§ Exercise goal:
In full and without alteration, repeat the material.

§ Entries shown:

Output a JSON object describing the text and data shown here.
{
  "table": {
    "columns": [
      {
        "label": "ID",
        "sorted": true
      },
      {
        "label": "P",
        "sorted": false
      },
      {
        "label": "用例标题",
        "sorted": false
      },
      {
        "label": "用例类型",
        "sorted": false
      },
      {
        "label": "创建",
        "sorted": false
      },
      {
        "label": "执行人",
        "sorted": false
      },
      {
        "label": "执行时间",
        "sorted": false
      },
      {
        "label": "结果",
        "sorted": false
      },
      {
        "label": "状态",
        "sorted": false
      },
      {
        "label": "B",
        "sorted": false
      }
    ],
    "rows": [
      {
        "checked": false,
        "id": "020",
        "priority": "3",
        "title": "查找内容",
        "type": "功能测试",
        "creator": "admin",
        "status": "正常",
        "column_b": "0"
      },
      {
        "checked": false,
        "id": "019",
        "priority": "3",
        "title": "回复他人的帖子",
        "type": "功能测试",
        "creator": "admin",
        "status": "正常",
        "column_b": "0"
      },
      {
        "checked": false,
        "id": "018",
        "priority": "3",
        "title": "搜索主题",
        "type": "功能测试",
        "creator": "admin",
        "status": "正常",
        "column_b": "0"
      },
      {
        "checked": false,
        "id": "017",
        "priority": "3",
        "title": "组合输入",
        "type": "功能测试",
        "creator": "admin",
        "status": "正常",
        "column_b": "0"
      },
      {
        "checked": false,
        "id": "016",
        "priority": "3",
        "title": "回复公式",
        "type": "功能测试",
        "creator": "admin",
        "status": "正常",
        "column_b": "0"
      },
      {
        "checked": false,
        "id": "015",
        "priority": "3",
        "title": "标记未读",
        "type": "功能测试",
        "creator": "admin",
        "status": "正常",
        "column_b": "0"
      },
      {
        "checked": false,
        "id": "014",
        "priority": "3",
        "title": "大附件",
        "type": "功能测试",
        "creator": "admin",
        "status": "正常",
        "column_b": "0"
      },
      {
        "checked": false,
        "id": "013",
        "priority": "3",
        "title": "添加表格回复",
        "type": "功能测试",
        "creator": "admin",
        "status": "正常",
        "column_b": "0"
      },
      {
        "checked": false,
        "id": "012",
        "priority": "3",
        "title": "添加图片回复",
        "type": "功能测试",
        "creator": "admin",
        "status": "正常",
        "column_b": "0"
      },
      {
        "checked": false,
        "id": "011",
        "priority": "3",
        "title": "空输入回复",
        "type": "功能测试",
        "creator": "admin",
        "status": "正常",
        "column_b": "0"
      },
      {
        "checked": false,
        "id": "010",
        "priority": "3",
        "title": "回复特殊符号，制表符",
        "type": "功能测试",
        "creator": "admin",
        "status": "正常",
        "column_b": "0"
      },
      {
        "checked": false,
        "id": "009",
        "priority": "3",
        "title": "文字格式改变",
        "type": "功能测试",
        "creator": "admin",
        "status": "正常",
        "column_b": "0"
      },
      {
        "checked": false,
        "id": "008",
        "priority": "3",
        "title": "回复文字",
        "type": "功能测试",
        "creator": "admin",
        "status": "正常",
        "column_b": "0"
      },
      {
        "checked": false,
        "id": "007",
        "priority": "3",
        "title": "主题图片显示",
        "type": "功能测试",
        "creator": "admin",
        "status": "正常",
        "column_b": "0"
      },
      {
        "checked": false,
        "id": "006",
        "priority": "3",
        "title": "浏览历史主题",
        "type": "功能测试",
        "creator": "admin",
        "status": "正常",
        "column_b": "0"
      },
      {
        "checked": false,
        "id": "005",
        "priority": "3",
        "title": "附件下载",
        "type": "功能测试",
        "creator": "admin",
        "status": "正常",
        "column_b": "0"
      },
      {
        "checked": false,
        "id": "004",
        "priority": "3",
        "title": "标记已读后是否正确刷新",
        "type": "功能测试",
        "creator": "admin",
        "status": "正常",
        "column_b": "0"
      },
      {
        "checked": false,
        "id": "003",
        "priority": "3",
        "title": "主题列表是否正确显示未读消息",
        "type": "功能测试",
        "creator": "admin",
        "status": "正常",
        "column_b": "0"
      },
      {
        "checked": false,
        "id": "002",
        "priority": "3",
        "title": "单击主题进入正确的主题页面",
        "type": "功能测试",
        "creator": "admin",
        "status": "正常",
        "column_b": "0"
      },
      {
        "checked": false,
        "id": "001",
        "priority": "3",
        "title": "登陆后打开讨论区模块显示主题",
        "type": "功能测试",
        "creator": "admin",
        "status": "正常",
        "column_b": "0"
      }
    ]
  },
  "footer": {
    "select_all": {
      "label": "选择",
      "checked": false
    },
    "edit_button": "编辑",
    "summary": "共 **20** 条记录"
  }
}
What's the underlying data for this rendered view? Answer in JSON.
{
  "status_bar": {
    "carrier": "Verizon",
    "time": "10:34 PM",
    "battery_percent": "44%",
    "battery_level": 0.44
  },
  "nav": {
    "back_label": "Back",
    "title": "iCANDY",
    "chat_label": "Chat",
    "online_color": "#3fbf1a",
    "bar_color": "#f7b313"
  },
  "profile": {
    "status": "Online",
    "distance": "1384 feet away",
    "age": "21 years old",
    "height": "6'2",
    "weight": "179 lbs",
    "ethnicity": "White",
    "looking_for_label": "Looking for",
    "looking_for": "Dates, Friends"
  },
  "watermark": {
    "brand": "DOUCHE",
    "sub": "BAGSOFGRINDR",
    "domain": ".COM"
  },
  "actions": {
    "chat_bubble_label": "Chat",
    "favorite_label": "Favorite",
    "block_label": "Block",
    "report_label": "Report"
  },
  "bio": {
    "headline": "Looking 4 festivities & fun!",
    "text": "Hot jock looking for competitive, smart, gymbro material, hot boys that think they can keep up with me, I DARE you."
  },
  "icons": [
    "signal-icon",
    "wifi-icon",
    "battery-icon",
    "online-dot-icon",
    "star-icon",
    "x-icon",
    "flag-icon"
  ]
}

§ Full output:
Output a JSON object describing the text and data shown here.
{
  "table": {
    "columns": [
      {
        "label": "ID",
        "sorted": true
      },
      {
        "label": "P",
        "sorted": false
      },
      {
        "label": "用例标题",
        "sorted": false
      },
      {
        "label": "用例类型",
        "sorted": false
      },
      {
        "label": "创建",
        "sorted": false
      },
      {
        "label": "执行人",
        "sorted": false
      },
      {
        "label": "执行时间",
        "sorted": false
      },
      {
        "label": "结果",
        "sorted": false
      },
      {
        "label": "状态",
        "sorted": false
      },
      {
        "label": "B",
        "sorted": false
      }
    ],
    "rows": [
      {
        "checked": false,
        "id": "020",
        "priority": "3",
        "title": "查找内容",
        "type": "功能测试",
        "creator": "admin",
        "status": "正常",
        "column_b": "0"
      },
      {
        "checked": false,
        "id": "019",
        "priority": "3",
        "title": "回复他人的帖子",
        "type": "功能测试",
        "creator": "admin",
        "status": "正常",
        "column_b": "0"
      },
      {
        "checked": false,
        "id": "018",
        "priority": "3",
        "title": "搜索主题",
        "type": "功能测试",
        "creator": "admin",
        "status": "正常",
        "column_b": "0"
      },
      {
        "checked": false,
        "id": "017",
        "priority": "3",
        "title": "组合输入",
        "type": "功能测试",
        "creator": "admin",
        "status": "正常",
        "column_b": "0"
      },
      {
        "checked": false,
        "id": "016",
        "priority": "3",
        "title": "回复公式",
        "type": "功能测试",
        "creator": "admin",
        "status": "正常",
        "column_b": "0"
      },
      {
        "checked": false,
        "id": "015",
        "priority": "3",
        "title": "标记未读",
        "type": "功能测试",
        "creator": "admin",
        "status": "正常",
        "column_b": "0"
      },
      {
        "checked": false,
        "id": "014",
        "priority": "3",
        "title": "大附件",
        "type": "功能测试",
        "creator": "admin",
        "status": "正常",
        "column_b": "0"
      },
      {
        "checked": false,
        "id": "013",
        "priority": "3",
        "title": "添加表格回复",
        "type": "功能测试",
        "creator": "admin",
        "status": "正常",
        "column_b": "0"
      },
      {
        "checked": false,
        "id": "012",
        "priority": "3",
        "title": "添加图片回复",
        "type": "功能测试",
        "creator": "admin",
        "status": "正常",
        "column_b": "0"
      },
      {
        "checked": false,
        "id": "011",
        "priority": "3",
        "title": "空输入回复",
        "type": "功能测试",
        "creator": "admin",
        "status": "正常",
        "column_b": "0"
      },
      {
        "checked": false,
        "id": "010",
        "priority": "3",
        "title": "回复特殊符号，制表符",
        "type": "功能测试",
        "creator": "admin",
        "status": "正常",
        "column_b": "0"
      },
      {
        "checked": false,
        "id": "009",
        "priority": "3",
        "title": "文字格式改变",
        "type": "功能测试",
        "creator": "admin",
        "status": "正常",
        "column_b": "0"
      },
      {
        "checked": false,
        "id": "008",
        "priority": "3",
        "title": "回复文字",
        "type": "功能测试",
        "creator": "admin",
        "status": "正常",
        "column_b": "0"
      },
      {
        "checked": false,
        "id": "007",
        "priority": "3",
        "title": "主题图片显示",
        "type": "功能测试",
        "creator": "admin",
        "status": "正常",
        "column_b": "0"
      },
      {
        "checked": false,
        "id": "006",
        "priority": "3",
        "title": "浏览历史主题",
        "type": "功能测试",
        "creator": "admin",
        "status": "正常",
        "column_b": "0"
      },
      {
        "checked": false,
        "id": "005",
        "priority": "3",
        "title": "附件下载",
        "type": "功能测试",
        "creator": "admin",
        "status": "正常",
        "column_b": "0"
      },
      {
        "checked": false,
        "id": "004",
        "priority": "3",
        "title": "标记已读后是否正确刷新",
        "type": "功能测试",
        "creator": "admin",
        "status": "正常",
        "column_b": "0"
      },
      {
        "checked": false,
        "id": "003",
        "priority": "3",
        "title": "主题列表是否正确显示未读消息",
        "type": "功能测试",
        "creator": "admin",
        "status": "正常",
        "column_b": "0"
      },
      {
        "checked": false,
        "id": "002",
        "priority": "3",
        "title": "单击主题进入正确的主题页面",
        "type": "功能测试",
        "creator": "admin",
        "status": "正常",
        "column_b": "0"
      },
      {
        "checked": false,
        "id": "001",
        "priority": "3",
        "title": "登陆后打开讨论区模块显示主题",
        "type": "功能测试",
        "creator": "admin",
        "status": "正常",
        "column_b": "0"
      }
    ]
  },
  "footer": {
    "select_all": {
      "label": "选择",
      "checked": false
    },
    "edit_button": "编辑",
    "summary": "共 **20** 条记录"
  }
}
What's the underlying data for this rendered view? Answer in JSON.
{
  "status_bar": {
    "carrier": "Verizon",
    "time": "10:34 PM",
    "battery_percent": "44%",
    "battery_level": 0.44
  },
  "nav": {
    "back_label": "Back",
    "title": "iCANDY",
    "chat_label": "Chat",
    "online_color": "#3fbf1a",
    "bar_color": "#f7b313"
  },
  "profile": {
    "status": "Online",
    "distance": "1384 feet away",
    "age": "21 years old",
    "height": "6'2",
    "weight": "179 lbs",
    "ethnicity": "White",
    "looking_for_label": "Looking for",
    "looking_for": "Dates, Friends"
  },
  "watermark": {
    "brand": "DOUCHE",
    "sub": "BAGSOFGRINDR",
    "domain": ".COM"
  },
  "actions": {
    "chat_bubble_label": "Chat",
    "favorite_label": "Favorite",
    "block_label": "Block",
    "report_label": "Report"
  },
  "bio": {
    "headline": "Looking 4 festivities & fun!",
    "text": "Hot jock looking for competitive, smart, gymbro material, hot boys that think they can keep up with me, I DARE you."
  },
  "icons": [
    "signal-icon",
    "wifi-icon",
    "battery-icon",
    "online-dot-icon",
    "star-icon",
    "x-icon",
    "flag-icon"
  ]
}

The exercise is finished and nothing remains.